---------- EXERCISE MATERIALS

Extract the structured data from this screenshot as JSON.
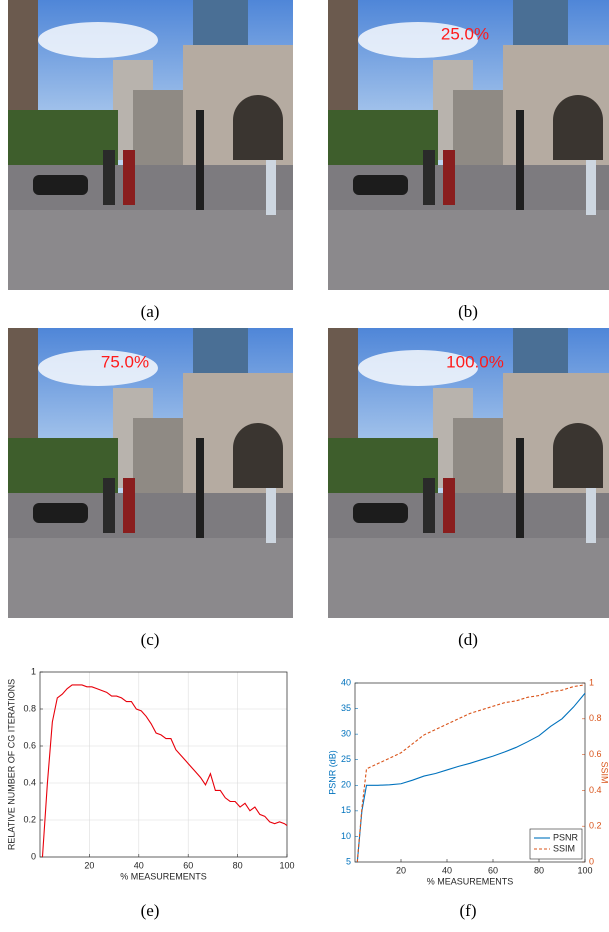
{
  "panels": [
    {
      "caption": "(a)"
    },
    {
      "caption": "(b)",
      "overlay": "25.0%"
    },
    {
      "caption": "(c)",
      "overlay": "75.0%"
    },
    {
      "caption": "(d)",
      "overlay": "100.0%"
    },
    {
      "caption": "(e)"
    },
    {
      "caption": "(f)"
    }
  ],
  "chart_data": [
    {
      "type": "line",
      "xlabel": "% MEASUREMENTS",
      "ylabel": "RELATIVE NUMBER OF CG ITERATIONS",
      "x": [
        1,
        3,
        5,
        7,
        9,
        11,
        13,
        15,
        17,
        19,
        21,
        23,
        25,
        27,
        29,
        31,
        33,
        35,
        37,
        39,
        41,
        43,
        45,
        47,
        49,
        51,
        53,
        55,
        57,
        59,
        61,
        63,
        65,
        67,
        69,
        71,
        73,
        75,
        77,
        79,
        81,
        83,
        85,
        87,
        89,
        91,
        93,
        95,
        97,
        99,
        100
      ],
      "values": [
        0,
        0.4,
        0.73,
        0.86,
        0.88,
        0.91,
        0.93,
        0.93,
        0.93,
        0.92,
        0.92,
        0.91,
        0.9,
        0.89,
        0.87,
        0.87,
        0.86,
        0.84,
        0.84,
        0.8,
        0.79,
        0.76,
        0.72,
        0.67,
        0.66,
        0.64,
        0.64,
        0.58,
        0.55,
        0.52,
        0.49,
        0.46,
        0.43,
        0.39,
        0.45,
        0.36,
        0.36,
        0.32,
        0.3,
        0.3,
        0.27,
        0.29,
        0.25,
        0.27,
        0.23,
        0.22,
        0.19,
        0.18,
        0.19,
        0.18,
        0.17
      ],
      "color": "#e8000b",
      "xlim": [
        0,
        100
      ],
      "xticks": [
        20,
        40,
        60,
        80,
        100
      ],
      "ylim": [
        0,
        1
      ],
      "yticks": [
        0,
        0.2,
        0.4,
        0.6,
        0.8,
        1
      ],
      "grid": true
    },
    {
      "type": "line",
      "xlabel": "% MEASUREMENTS",
      "ylabel": "PSNR (dB)",
      "y2label": "SSIM",
      "x": [
        1,
        3,
        5,
        10,
        15,
        20,
        25,
        30,
        35,
        40,
        45,
        50,
        55,
        60,
        65,
        70,
        75,
        80,
        85,
        90,
        95,
        100
      ],
      "series": [
        {
          "name": "PSNR",
          "color": "#0072bd",
          "line_style": "solid",
          "values": [
            5,
            15,
            20,
            20,
            20.1,
            20.3,
            21,
            21.8,
            22.3,
            23,
            23.7,
            24.3,
            25,
            25.7,
            26.5,
            27.4,
            28.5,
            29.7,
            31.5,
            33,
            35.3,
            38
          ]
        },
        {
          "name": "SSIM",
          "color": "#d95319",
          "line_style": "dashed",
          "axis": "y2",
          "values": [
            0,
            0.3,
            0.52,
            0.55,
            0.58,
            0.61,
            0.66,
            0.71,
            0.74,
            0.77,
            0.8,
            0.83,
            0.85,
            0.87,
            0.89,
            0.9,
            0.92,
            0.93,
            0.95,
            0.96,
            0.98,
            0.99
          ]
        }
      ],
      "xlim": [
        0,
        100
      ],
      "xticks": [
        20,
        40,
        60,
        80,
        100
      ],
      "ylim": [
        5,
        40
      ],
      "yticks": [
        5,
        10,
        15,
        20,
        25,
        30,
        35,
        40
      ],
      "y2lim": [
        0,
        1
      ],
      "y2ticks": [
        0,
        0.2,
        0.4,
        0.6,
        0.8,
        1
      ],
      "grid": false,
      "legend": "lower-right"
    }
  ]
}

--------------------

• [YOUR TASK]: Reproduce the whole listing above word for word, but not its pictures.

• [RESPONSE TO THE TASK]:
Extract the structured data from this screenshot as JSON.
{
  "panels": [
    {
      "caption": "(a)"
    },
    {
      "caption": "(b)",
      "overlay": "25.0%"
    },
    {
      "caption": "(c)",
      "overlay": "75.0%"
    },
    {
      "caption": "(d)",
      "overlay": "100.0%"
    },
    {
      "caption": "(e)"
    },
    {
      "caption": "(f)"
    }
  ],
  "chart_data": [
    {
      "type": "line",
      "xlabel": "% MEASUREMENTS",
      "ylabel": "RELATIVE NUMBER OF CG ITERATIONS",
      "x": [
        1,
        3,
        5,
        7,
        9,
        11,
        13,
        15,
        17,
        19,
        21,
        23,
        25,
        27,
        29,
        31,
        33,
        35,
        37,
        39,
        41,
        43,
        45,
        47,
        49,
        51,
        53,
        55,
        57,
        59,
        61,
        63,
        65,
        67,
        69,
        71,
        73,
        75,
        77,
        79,
        81,
        83,
        85,
        87,
        89,
        91,
        93,
        95,
        97,
        99,
        100
      ],
      "values": [
        0,
        0.4,
        0.73,
        0.86,
        0.88,
        0.91,
        0.93,
        0.93,
        0.93,
        0.92,
        0.92,
        0.91,
        0.9,
        0.89,
        0.87,
        0.87,
        0.86,
        0.84,
        0.84,
        0.8,
        0.79,
        0.76,
        0.72,
        0.67,
        0.66,
        0.64,
        0.64,
        0.58,
        0.55,
        0.52,
        0.49,
        0.46,
        0.43,
        0.39,
        0.45,
        0.36,
        0.36,
        0.32,
        0.3,
        0.3,
        0.27,
        0.29,
        0.25,
        0.27,
        0.23,
        0.22,
        0.19,
        0.18,
        0.19,
        0.18,
        0.17
      ],
      "color": "#e8000b",
      "xlim": [
        0,
        100
      ],
      "xticks": [
        20,
        40,
        60,
        80,
        100
      ],
      "ylim": [
        0,
        1
      ],
      "yticks": [
        0,
        0.2,
        0.4,
        0.6,
        0.8,
        1
      ],
      "grid": true
    },
    {
      "type": "line",
      "xlabel": "% MEASUREMENTS",
      "ylabel": "PSNR (dB)",
      "y2label": "SSIM",
      "x": [
        1,
        3,
        5,
        10,
        15,
        20,
        25,
        30,
        35,
        40,
        45,
        50,
        55,
        60,
        65,
        70,
        75,
        80,
        85,
        90,
        95,
        100
      ],
      "series": [
        {
          "name": "PSNR",
          "color": "#0072bd",
          "line_style": "solid",
          "values": [
            5,
            15,
            20,
            20,
            20.1,
            20.3,
            21,
            21.8,
            22.3,
            23,
            23.7,
            24.3,
            25,
            25.7,
            26.5,
            27.4,
            28.5,
            29.7,
            31.5,
            33,
            35.3,
            38
          ]
        },
        {
          "name": "SSIM",
          "color": "#d95319",
          "line_style": "dashed",
          "axis": "y2",
          "values": [
            0,
            0.3,
            0.52,
            0.55,
            0.58,
            0.61,
            0.66,
            0.71,
            0.74,
            0.77,
            0.8,
            0.83,
            0.85,
            0.87,
            0.89,
            0.9,
            0.92,
            0.93,
            0.95,
            0.96,
            0.98,
            0.99
          ]
        }
      ],
      "xlim": [
        0,
        100
      ],
      "xticks": [
        20,
        40,
        60,
        80,
        100
      ],
      "ylim": [
        5,
        40
      ],
      "yticks": [
        5,
        10,
        15,
        20,
        25,
        30,
        35,
        40
      ],
      "y2lim": [
        0,
        1
      ],
      "y2ticks": [
        0,
        0.2,
        0.4,
        0.6,
        0.8,
        1
      ],
      "grid": false,
      "legend": "lower-right"
    }
  ]
}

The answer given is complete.